--- Document text ---
First, Zivotofsky contends that section 214(d) remedies the State Department’s discriminatory policy against supporters of Israel. He notes that an individual born in Tel Aviv or Haifa after 1948 may list as his place of birth either “Israel” or his local birthplace if he objects to including “Israel.” See 7 FAM 1383.5^ (JA 114). An individual born in Jerusalem after 1948, as we have discussed, may not choose between a country and a locality; rather, his place of birth must be listed as “Jerusalem.” See 7 FAM 1383.5-6 (JA 115). Zivotofsky laments that “[n]o matter where in Jerusalem an American citizen may be born ... he or she does not have the option given to American citizens born in Tel Aviv or Haifa to choose whether to record the country or city of birth.” Br. for Appellant 57. We do not decide the merits of this contention because Zivotofsky did not make it in district court and it is therefore waived. See, e.g., Jicarilla Apache Nation v. U.S. Dep’t of Interior,
Second, Zivotofsky argues that President George W. Bush’s signing statement—indicating that section 214 is, in his view, unconstitutional—is invalid because he should have instead vetoed the enactment to register his objection. The signing statement is irrelevant. Even if the signing statement were before us and we were somehow to find it wanting, that conclusion would have no effect on the Secretary’s enforcement of section 214(d) today.
For the foregoing reasons, we affirm the judgment of the district court dismissing the complaint on the alternative ground that section 214(d) impermissibly infringes on the President’s exercise of the recognition power reposing exclusively in him under the Constitution and is therefore unconstitutional.
So ordered.
Notes
. All FAM provisions cited herein refer to the 2002 version, which was in effect during the relevant events.
. Section 214 provides in full:
SEC. 214. UNITED STATES POLICY WITH RESPECT TO JERUSALEM AS THE CAPITAL OF ISRAEL.
(a) CONGRESSIONAL STATEMENT OF POLICY.—The Congress maintains its commitment to relocating the United States Embassy in Israel to Jerusalem and urges the President, pursuant to the Jerusalem Embassy Act of 1995 (Public Law 104-45; 109 Stat. 398), to immediately begin the process of relocating the United States Embassy in Israel to Jerusalem.
(b) LIMITATION ON USE OF FUNDS FOR CONSULATE IN JERUSALEM.— None of the funds authorized to be appropriated by this Act may be expended for the operation of a United States consulate or diplomatic facility in Jerusalem unless such consulate or diplomatic facility is under the supervision of the United States Ambassador to Israel.
(c) LIMITATION ON USE OF FUNDS FOR PUBLICATIONS.—None of the funds authorized to be appropriated by this Act may be available for the publication of any official government document which lists countries and their capital cities unless the publication identifies Jerusalem as the capital of Israel.
(d) RECORD OF PLACE OF BIRTH AS ISRAEL FOR PASSPORT PURPOSES.— For purposes of the registration of birth, certification of nationality, or issuance of a passport of a United States citizen born in the city of Jerusalem, the Secretary shall, upon the request of the citizen or the citizen’s legal guardian, record the place of birth as Israel.
--- Source data ---
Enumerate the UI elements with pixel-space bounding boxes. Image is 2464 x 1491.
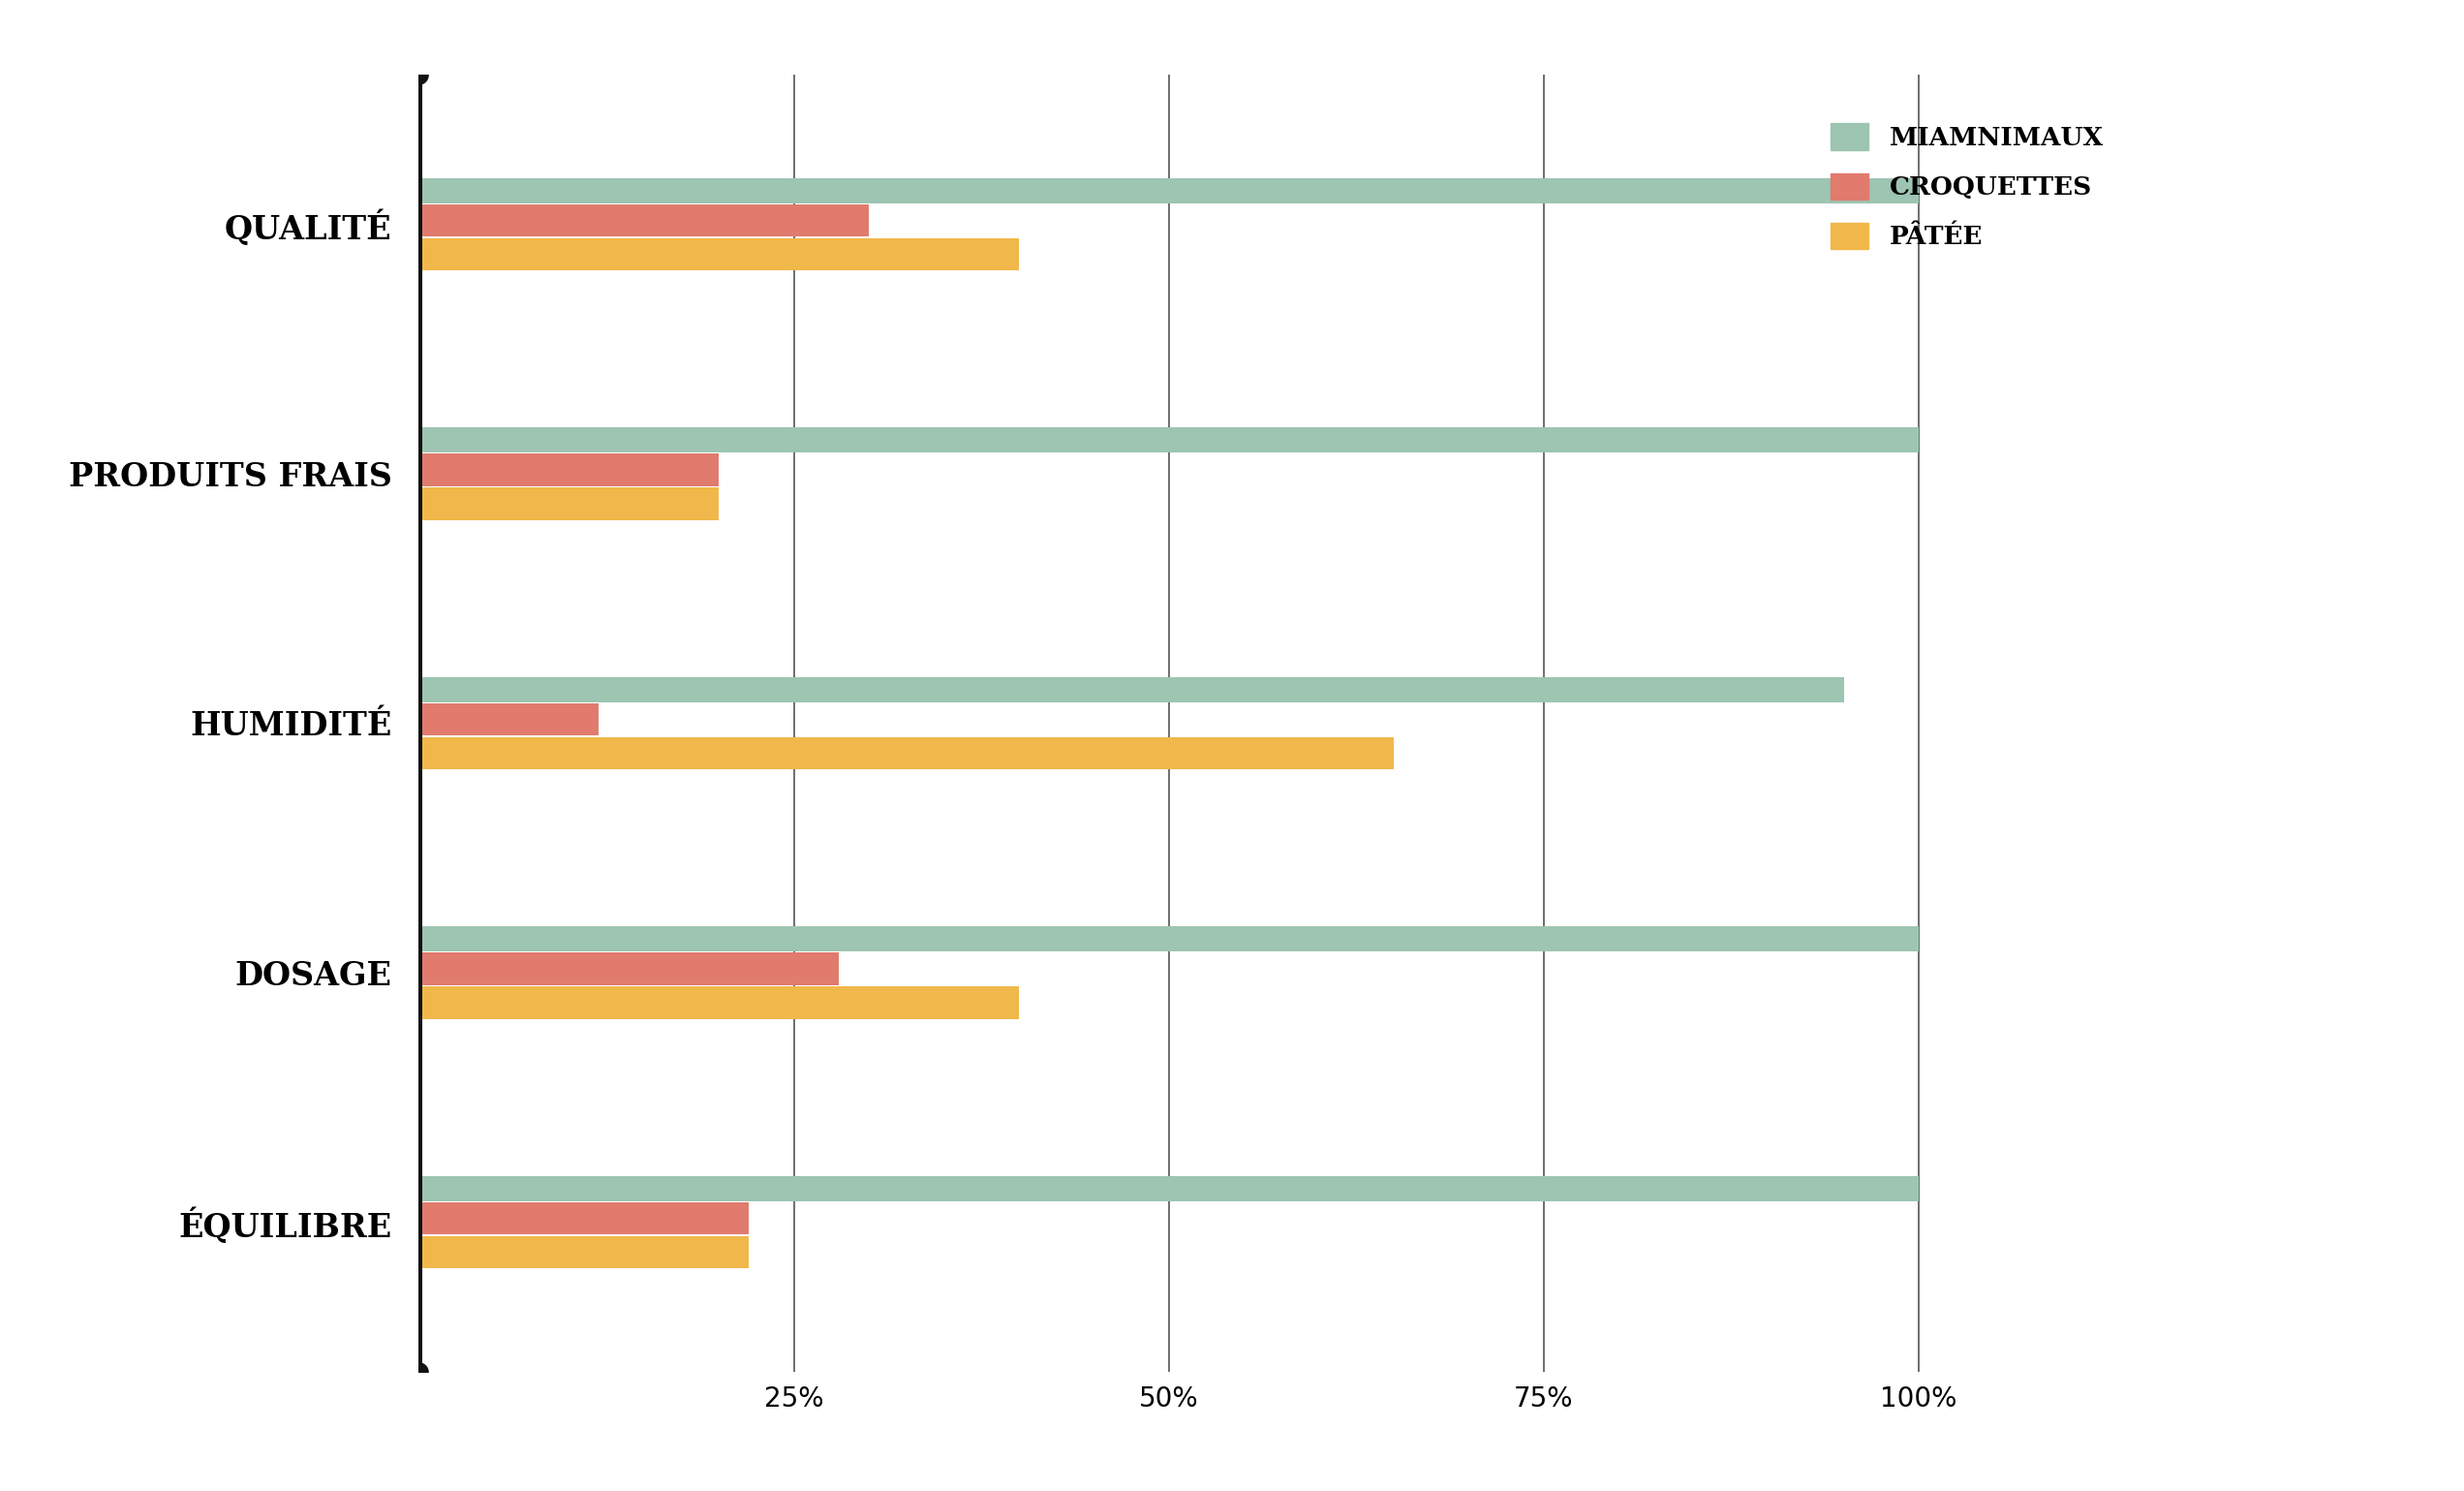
---
What you are asked to do –
Please answer the following from the court opinion on section 214:
(a) Under the State Department policy described, what must be listed as the place of birth for someone born in Jerusalem after 1948?
(b) Which version of the FAM provisions does the opinion cite?
(c) What must the Secretary record under section 214(d) when a citizen born in Jerusalem or the citizen's legal guardian requests it?

Response –
(a) "Jerusalem."
(b) The 2002 version, which was in effect during the relevant events.
(c) Israel as the place of birth.